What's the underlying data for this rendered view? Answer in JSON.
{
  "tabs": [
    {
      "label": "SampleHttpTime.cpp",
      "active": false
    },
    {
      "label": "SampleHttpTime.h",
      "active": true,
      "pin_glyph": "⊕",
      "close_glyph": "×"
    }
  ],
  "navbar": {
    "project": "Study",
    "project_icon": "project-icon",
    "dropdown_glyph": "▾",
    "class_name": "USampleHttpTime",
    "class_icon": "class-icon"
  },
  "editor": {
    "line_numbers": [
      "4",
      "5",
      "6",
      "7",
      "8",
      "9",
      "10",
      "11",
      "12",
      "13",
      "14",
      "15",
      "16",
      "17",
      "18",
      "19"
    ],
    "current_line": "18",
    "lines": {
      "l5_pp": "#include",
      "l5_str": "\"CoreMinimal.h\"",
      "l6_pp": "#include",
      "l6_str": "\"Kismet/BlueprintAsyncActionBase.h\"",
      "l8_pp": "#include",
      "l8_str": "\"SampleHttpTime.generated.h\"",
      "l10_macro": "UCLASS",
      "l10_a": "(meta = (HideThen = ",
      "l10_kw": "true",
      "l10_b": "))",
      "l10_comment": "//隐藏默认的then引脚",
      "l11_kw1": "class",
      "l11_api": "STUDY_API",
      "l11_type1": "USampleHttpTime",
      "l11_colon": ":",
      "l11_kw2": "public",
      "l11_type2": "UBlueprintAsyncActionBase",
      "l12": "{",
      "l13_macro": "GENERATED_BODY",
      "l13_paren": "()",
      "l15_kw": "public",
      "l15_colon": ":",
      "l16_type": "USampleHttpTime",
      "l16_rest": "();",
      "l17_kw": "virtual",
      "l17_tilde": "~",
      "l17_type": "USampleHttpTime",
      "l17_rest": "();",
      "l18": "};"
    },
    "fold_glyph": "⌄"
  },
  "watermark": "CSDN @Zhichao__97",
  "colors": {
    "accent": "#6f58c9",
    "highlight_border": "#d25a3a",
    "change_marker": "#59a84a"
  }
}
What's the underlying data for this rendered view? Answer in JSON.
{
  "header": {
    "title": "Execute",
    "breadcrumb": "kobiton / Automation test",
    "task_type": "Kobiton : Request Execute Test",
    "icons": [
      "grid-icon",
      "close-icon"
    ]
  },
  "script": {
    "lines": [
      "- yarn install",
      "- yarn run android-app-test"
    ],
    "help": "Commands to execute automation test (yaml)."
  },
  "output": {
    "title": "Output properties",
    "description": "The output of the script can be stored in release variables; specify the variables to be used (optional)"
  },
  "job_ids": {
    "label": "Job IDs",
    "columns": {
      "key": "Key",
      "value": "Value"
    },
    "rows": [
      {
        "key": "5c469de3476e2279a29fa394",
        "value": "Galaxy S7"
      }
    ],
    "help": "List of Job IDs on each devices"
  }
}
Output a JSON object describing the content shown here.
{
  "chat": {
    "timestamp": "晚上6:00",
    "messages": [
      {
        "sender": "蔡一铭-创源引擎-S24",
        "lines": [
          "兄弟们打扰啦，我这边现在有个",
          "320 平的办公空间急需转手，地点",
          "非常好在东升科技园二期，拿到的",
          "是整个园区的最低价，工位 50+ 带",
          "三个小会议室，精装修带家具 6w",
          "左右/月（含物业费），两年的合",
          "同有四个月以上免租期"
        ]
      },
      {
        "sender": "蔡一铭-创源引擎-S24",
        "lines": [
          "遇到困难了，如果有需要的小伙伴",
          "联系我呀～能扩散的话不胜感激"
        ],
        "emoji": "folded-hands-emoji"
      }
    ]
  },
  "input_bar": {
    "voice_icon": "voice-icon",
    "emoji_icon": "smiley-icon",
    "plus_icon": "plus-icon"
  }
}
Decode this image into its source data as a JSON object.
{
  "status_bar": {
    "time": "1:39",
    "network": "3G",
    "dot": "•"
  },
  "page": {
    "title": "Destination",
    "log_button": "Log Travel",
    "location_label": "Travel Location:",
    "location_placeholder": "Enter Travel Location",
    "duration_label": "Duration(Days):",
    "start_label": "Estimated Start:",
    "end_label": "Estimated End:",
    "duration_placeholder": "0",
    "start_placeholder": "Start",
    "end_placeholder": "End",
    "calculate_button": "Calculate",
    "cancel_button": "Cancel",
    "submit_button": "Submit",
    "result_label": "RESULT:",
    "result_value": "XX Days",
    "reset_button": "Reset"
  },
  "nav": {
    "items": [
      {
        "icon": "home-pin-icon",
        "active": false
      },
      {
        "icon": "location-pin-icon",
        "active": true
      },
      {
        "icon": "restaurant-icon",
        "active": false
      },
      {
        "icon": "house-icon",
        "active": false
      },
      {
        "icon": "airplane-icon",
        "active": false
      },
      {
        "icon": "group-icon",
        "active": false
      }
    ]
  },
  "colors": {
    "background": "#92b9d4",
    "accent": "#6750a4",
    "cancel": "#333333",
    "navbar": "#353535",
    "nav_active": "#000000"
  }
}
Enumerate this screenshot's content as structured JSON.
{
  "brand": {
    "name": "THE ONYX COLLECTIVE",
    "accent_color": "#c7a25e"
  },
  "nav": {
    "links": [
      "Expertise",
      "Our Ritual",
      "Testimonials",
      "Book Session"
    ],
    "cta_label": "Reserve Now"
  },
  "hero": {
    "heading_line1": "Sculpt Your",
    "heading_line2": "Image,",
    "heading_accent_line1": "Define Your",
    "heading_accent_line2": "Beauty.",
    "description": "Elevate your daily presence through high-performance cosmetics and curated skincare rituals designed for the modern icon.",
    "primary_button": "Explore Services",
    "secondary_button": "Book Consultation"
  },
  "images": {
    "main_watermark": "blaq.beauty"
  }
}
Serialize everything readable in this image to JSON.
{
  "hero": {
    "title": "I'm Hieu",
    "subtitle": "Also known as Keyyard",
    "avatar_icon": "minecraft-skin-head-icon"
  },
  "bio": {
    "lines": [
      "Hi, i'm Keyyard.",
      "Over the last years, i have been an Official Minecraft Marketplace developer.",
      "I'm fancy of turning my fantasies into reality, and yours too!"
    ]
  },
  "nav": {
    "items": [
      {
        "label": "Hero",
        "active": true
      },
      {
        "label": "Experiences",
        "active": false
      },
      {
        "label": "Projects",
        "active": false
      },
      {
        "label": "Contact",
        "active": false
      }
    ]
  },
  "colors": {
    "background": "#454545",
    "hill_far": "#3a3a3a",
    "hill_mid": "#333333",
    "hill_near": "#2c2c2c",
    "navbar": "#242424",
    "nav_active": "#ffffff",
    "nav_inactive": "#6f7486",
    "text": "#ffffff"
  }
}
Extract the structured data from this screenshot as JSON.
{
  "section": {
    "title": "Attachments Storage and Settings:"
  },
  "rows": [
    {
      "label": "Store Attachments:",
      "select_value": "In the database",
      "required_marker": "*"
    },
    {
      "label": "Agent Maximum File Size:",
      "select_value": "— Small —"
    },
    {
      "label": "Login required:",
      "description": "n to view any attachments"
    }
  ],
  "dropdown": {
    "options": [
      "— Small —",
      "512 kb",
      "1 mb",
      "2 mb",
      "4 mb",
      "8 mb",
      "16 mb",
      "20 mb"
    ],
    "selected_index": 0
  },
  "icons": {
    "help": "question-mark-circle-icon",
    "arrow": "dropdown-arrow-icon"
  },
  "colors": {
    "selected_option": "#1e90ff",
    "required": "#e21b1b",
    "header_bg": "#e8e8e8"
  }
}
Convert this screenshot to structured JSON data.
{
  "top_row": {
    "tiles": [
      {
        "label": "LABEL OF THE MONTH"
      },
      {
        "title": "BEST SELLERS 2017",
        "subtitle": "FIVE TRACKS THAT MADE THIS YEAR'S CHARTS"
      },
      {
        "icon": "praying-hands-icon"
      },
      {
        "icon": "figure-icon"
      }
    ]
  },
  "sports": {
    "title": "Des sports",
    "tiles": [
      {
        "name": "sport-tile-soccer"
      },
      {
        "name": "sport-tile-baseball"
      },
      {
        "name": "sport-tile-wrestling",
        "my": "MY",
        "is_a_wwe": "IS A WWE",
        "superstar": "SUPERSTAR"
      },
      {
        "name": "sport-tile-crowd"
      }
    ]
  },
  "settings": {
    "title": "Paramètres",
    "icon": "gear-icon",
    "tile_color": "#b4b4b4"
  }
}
^^^^^^^^^^^^^^^^
Look through the entries above and report the number of lines that contain "into". Write only the number.

2